╔══

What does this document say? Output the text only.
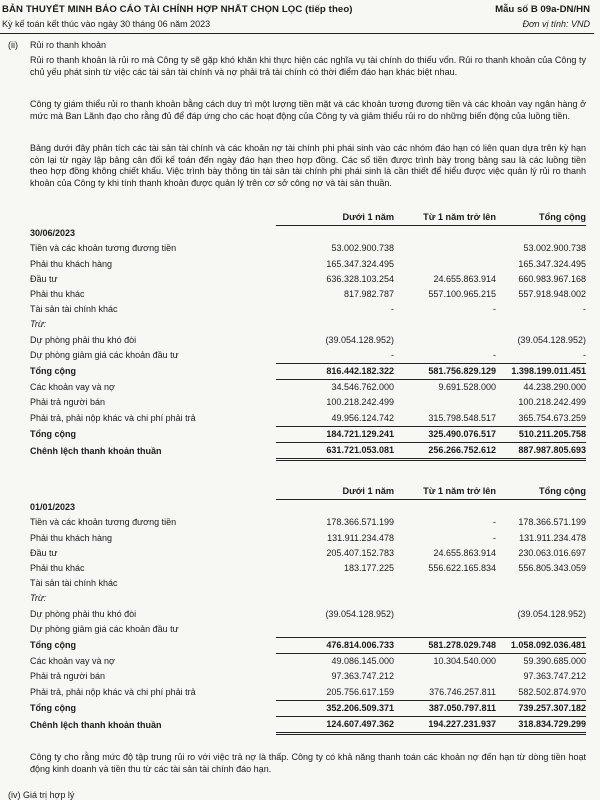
BẢN THUYẾT MINH BÁO CÁO TÀI CHÍNH HỢP NHẤT CHỌN LỌC (tiếp theo)
Kỳ kế toán kết thúc vào ngày 30 tháng 06 năm 2023
Mẫu số B 09a-DN/HN
Đơn vị tính: VND
(ii) Rủi ro thanh khoản
Rủi ro thanh khoản là rủi ro mà Công ty sẽ gặp khó khăn khi thực hiện các nghĩa vụ tài chính do thiếu vốn. Rủi ro thanh khoản của Công ty chủ yếu phát sinh từ việc các tài sản tài chính và nợ phải trả tài chính có thời điểm đáo hạn khác biệt nhau.
Công ty giám thiểu rủi ro thanh khoản bằng cách duy trì một lượng tiền mặt và các khoản tương đương tiền và các khoản vay ngân hàng ở mức mà Ban Lãnh đạo cho rằng đủ để đáp ứng cho các hoạt động của Công ty và giảm thiểu rủi ro do những biến động của luồng tiền.
Bảng dưới đây phân tích các tài sản tài chính và các khoản nợ tài chính phi phái sinh vào các nhóm đáo hạn có liên quan dựa trên kỳ hạn còn lại từ ngày lập bảng cân đối kế toán đến ngày đáo hạn theo hợp đồng. Các số tiền được trình bày trong bảng sau là các luồng tiền theo hợp đồng không chiết khấu. Việc trình bày thông tin tài sản tài chính phi phái sinh là cần thiết để hiểu được việc quản lý rủi ro thanh khoản của Công ty khi tính thanh khoản được quản lý trên cơ sở công nợ và tài sản thuần.
	Dưới 1 năm	Từ 1 năm trở lên	Tổng cộng
30/06/2023			
Tiền và các khoản tương đương tiền	53.002.900.738		53.002.900.738
Phải thu khách hàng	165.347.324.495		165.347.324.495
Đầu tư	636.328.103.254	24.655.863.914	660.983.967.168
Phải thu khác	817.982.787	557.100.965.215	557.918.948.002
Tài sản tài chính khác	-	-	-
Trừ:			
Dự phòng phải thu khó đòi	(39.054.128.952)		(39.054.128.952)
Dự phòng giảm giá các khoản đầu tư	-	-	-
Tổng cộng	816.442.182.322	581.756.829.129	1.398.199.011.451
Các khoản vay và nợ	34.546.762.000	9.691.528.000	44.238.290.000
Phải trả người bán	100.218.242.499		100.218.242.499
Phải trả, phải nộp khác và chi phí phải trả	49.956.124.742	315.798.548.517	365.754.673.259
Tổng cộng	184.721.129.241	325.490.076.517	510.211.205.758
Chênh lệch thanh khoản thuần	631.721.053.081	256.266.752.612	887.987.805.693
	Dưới 1 năm	Từ 1 năm trở lên	Tổng cộng
01/01/2023			
Tiền và các khoản tương đương tiền	178.366.571.199	-	178.366.571.199
Phải thu khách hàng	131.911.234.478	-	131.911.234.478
Đầu tư	205.407.152.783	24.655.863.914	230.063.016.697
Phải thu khác	183.177.225	556.622.165.834	556.805.343.059
Tài sản tài chính khác			
Trừ:			
Dự phòng phải thu khó đòi	(39.054.128.952)		(39.054.128.952)
Dự phòng giảm giá các khoản đầu tư			
Tổng cộng	476.814.006.733	581.278.029.748	1.058.092.036.481
Các khoản vay và nợ	49.086.145.000	10.304.540.000	59.390.685.000
Phải trả người bán	97.363.747.212		97.363.747.212
Phải trả, phải nộp khác và chi phí phải trả	205.756.617.159	376.746.257.811	582.502.874.970
Tổng cộng	352.206.509.371	387.050.797.811	739.257.307.182
Chênh lệch thanh khoản thuần	124.607.497.362	194.227.231.937	318.834.729.299
Công ty cho rằng mức độ tập trung rủi ro với việc trả nợ là thấp. Công ty có khả năng thanh toán các khoản nợ đến hạn từ dòng tiền hoạt động kinh doanh và tiền thu từ các tài sản tài chính đáo hạn.
(iv) Giá trị hợp lý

╚══

▸ **What you have to do**
Show every line of the listing in which the string "tương" can be found.

▸ **The answer**
Công ty giám thiểu rủi ro thanh khoản bằng cách duy trì một lượng tiền mặt và các khoản tương đương tiền và các khoản vay ngân hàng ở mức mà Ban Lãnh đạo cho rằng đủ để đáp ứng cho các hoạt động của Công ty và giảm thiểu rủi ro do những biến động của luồng tiền.
Tiền và các khoản tương đương tiền	53.002.900.738		53.002.900.738
Tiền và các khoản tương đương tiền	178.366.571.199	-	178.366.571.199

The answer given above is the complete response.